>> START RECORDS TO PROCESS

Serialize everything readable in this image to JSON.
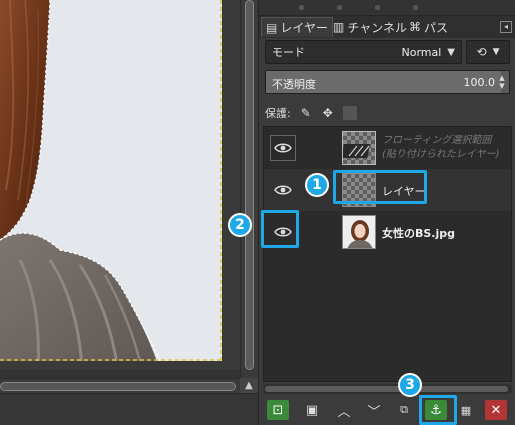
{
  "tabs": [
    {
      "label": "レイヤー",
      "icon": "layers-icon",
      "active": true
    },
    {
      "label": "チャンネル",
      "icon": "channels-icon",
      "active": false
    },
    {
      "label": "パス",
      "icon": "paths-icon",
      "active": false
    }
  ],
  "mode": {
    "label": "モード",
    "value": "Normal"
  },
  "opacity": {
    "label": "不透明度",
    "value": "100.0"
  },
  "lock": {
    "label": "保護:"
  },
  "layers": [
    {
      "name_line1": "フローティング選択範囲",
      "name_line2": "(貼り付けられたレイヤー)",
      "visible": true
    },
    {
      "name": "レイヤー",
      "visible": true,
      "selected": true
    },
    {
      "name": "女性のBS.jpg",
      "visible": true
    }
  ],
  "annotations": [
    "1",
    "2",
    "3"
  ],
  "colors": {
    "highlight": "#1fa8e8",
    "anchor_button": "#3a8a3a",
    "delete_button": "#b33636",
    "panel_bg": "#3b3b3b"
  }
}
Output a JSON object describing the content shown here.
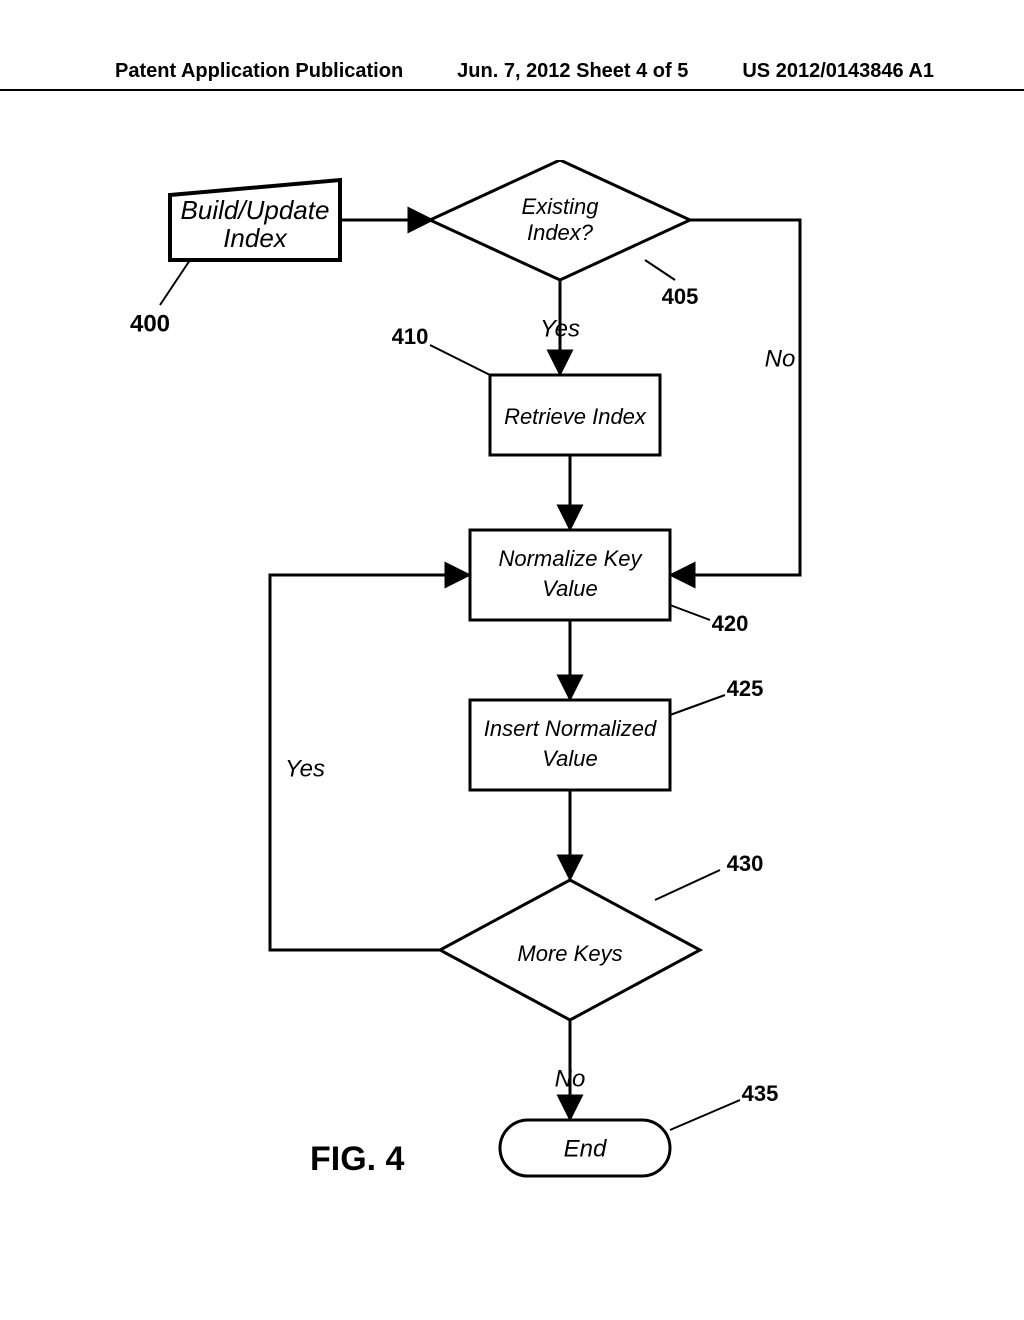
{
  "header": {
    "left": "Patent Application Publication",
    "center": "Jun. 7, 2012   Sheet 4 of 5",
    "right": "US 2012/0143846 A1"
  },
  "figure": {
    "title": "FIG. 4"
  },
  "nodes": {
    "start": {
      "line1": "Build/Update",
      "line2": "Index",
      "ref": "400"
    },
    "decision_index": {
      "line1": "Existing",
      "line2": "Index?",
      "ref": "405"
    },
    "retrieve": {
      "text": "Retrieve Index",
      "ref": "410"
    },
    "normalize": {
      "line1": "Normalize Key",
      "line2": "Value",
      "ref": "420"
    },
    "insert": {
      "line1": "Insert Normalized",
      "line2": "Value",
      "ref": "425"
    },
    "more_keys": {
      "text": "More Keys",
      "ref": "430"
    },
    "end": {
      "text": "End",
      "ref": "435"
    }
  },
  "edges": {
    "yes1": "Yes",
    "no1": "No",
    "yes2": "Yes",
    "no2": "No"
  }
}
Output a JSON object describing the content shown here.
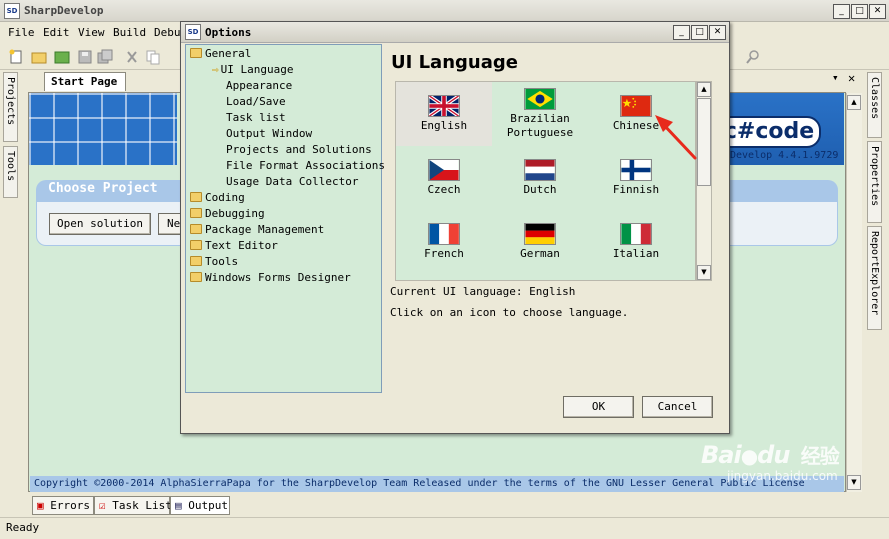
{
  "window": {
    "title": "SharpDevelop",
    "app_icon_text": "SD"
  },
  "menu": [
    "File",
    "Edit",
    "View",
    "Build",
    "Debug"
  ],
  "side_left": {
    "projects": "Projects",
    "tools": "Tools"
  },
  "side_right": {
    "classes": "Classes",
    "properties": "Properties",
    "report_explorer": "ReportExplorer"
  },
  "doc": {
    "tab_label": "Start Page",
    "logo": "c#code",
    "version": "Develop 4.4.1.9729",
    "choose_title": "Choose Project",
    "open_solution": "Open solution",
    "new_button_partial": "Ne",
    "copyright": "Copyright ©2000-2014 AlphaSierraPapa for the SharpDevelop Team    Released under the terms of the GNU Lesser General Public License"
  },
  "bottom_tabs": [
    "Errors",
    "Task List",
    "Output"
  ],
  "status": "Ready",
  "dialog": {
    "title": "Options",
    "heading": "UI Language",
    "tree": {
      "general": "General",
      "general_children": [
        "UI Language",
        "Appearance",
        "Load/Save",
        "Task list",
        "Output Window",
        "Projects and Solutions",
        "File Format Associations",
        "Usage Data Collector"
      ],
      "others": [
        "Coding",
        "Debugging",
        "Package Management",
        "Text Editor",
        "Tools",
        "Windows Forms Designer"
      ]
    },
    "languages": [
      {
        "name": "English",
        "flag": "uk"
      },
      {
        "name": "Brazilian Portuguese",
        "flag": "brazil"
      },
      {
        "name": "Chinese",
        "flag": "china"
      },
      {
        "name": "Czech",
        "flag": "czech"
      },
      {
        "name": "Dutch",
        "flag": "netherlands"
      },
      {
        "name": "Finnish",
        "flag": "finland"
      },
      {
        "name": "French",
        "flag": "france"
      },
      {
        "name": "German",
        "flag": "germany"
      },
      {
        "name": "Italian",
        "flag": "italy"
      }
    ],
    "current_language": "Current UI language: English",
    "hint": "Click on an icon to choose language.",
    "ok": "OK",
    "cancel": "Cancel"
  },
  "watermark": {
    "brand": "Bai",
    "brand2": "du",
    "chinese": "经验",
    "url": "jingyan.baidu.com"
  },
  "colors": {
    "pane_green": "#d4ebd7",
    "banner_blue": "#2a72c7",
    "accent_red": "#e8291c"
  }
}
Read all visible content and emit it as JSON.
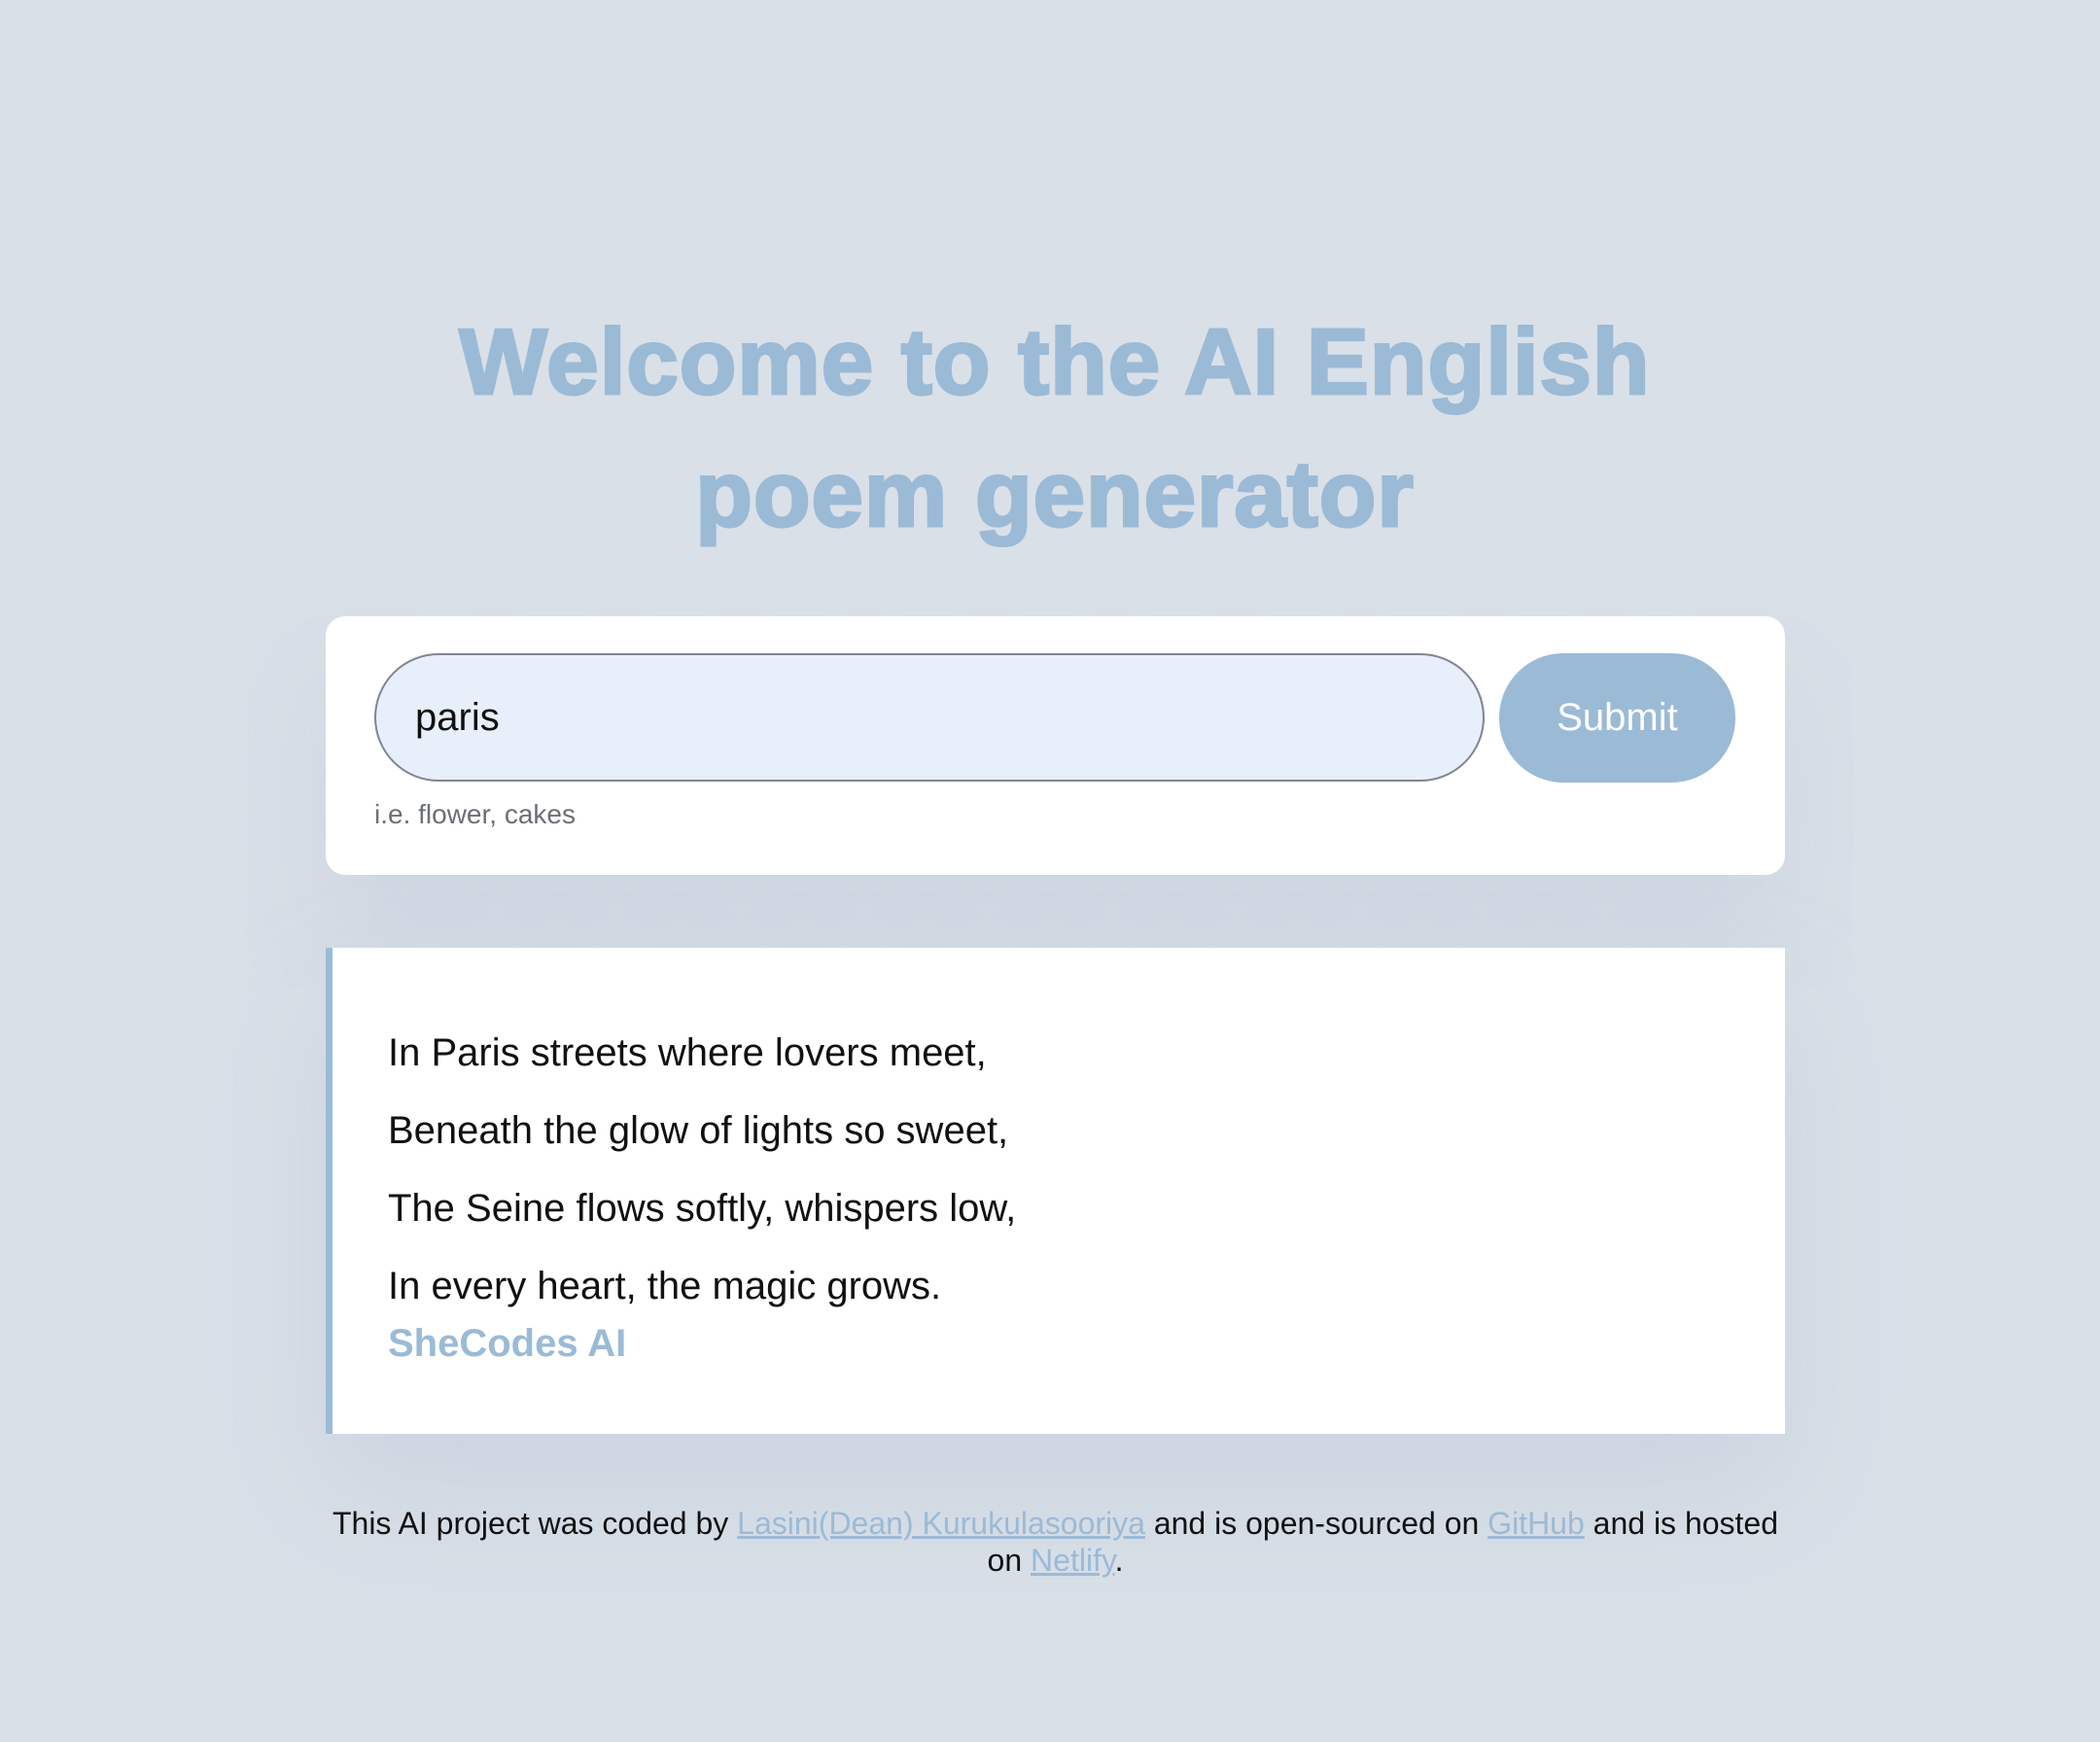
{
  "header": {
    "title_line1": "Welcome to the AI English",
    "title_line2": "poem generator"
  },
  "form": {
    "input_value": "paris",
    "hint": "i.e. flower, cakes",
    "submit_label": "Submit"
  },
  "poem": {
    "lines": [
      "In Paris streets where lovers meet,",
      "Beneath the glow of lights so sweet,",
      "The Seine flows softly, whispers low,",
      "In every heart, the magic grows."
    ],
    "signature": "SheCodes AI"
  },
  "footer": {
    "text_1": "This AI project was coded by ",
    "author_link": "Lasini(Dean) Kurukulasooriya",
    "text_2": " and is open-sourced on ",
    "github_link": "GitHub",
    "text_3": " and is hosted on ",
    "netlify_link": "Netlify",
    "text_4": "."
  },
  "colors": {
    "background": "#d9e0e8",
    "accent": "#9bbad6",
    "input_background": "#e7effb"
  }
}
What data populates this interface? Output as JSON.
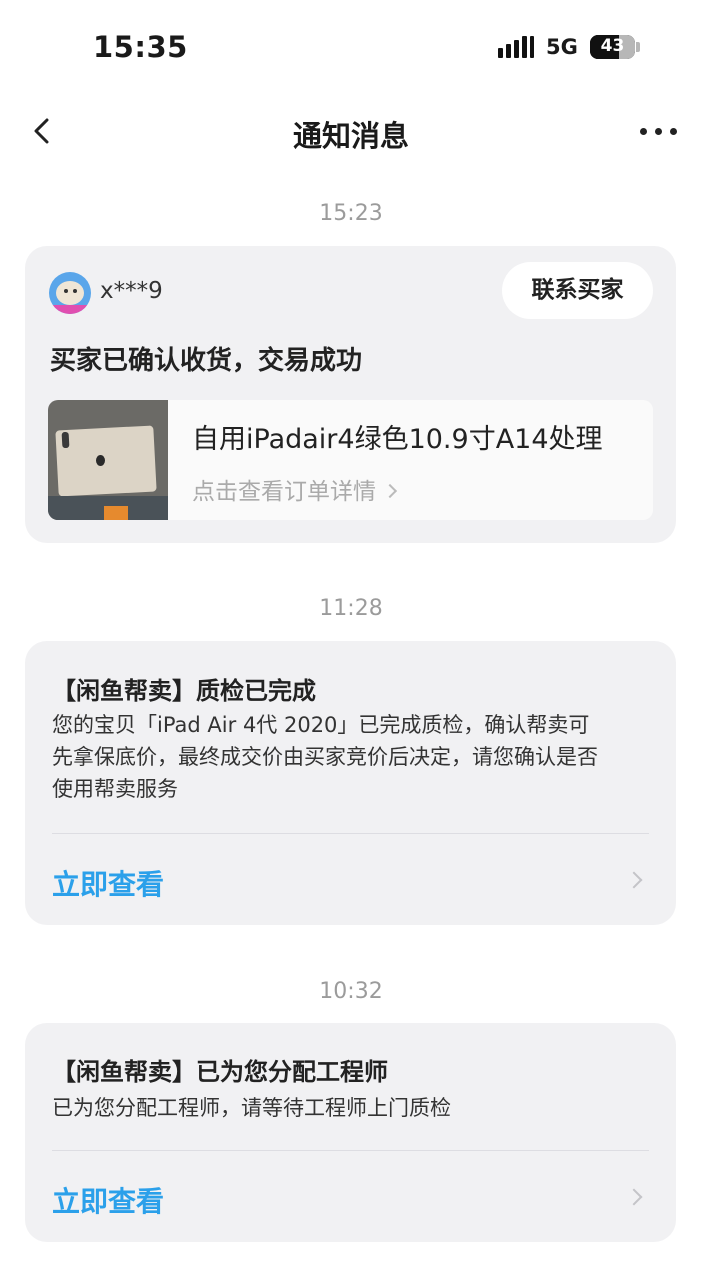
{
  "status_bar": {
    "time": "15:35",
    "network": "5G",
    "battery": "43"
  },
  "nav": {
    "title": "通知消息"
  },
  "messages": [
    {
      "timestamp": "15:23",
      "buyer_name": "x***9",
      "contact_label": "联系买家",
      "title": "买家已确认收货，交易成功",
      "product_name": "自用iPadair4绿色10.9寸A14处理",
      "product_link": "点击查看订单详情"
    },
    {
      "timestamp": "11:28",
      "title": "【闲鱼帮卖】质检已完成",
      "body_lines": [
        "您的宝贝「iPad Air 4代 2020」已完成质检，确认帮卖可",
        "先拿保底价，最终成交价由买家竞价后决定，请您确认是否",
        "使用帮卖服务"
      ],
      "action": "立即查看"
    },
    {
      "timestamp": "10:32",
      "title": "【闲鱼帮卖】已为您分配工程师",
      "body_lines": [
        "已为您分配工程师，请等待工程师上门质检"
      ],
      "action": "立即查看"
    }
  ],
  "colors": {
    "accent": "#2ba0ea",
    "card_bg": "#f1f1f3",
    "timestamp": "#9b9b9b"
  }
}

>> END RECORDS TO PROCESS

- [STATED TASK] Omit the pictures and retype exactly the lines from the one with "What data populates" through the final line, both ends included.

- [EXERCISE OUTPUT]
What data populates this interface? Output as JSON.
{
  "status_bar": {
    "time": "15:35",
    "network": "5G",
    "battery": "43"
  },
  "nav": {
    "title": "通知消息"
  },
  "messages": [
    {
      "timestamp": "15:23",
      "buyer_name": "x***9",
      "contact_label": "联系买家",
      "title": "买家已确认收货，交易成功",
      "product_name": "自用iPadair4绿色10.9寸A14处理",
      "product_link": "点击查看订单详情"
    },
    {
      "timestamp": "11:28",
      "title": "【闲鱼帮卖】质检已完成",
      "body_lines": [
        "您的宝贝「iPad Air 4代 2020」已完成质检，确认帮卖可",
        "先拿保底价，最终成交价由买家竞价后决定，请您确认是否",
        "使用帮卖服务"
      ],
      "action": "立即查看"
    },
    {
      "timestamp": "10:32",
      "title": "【闲鱼帮卖】已为您分配工程师",
      "body_lines": [
        "已为您分配工程师，请等待工程师上门质检"
      ],
      "action": "立即查看"
    }
  ],
  "colors": {
    "accent": "#2ba0ea",
    "card_bg": "#f1f1f3",
    "timestamp": "#9b9b9b"
  }
}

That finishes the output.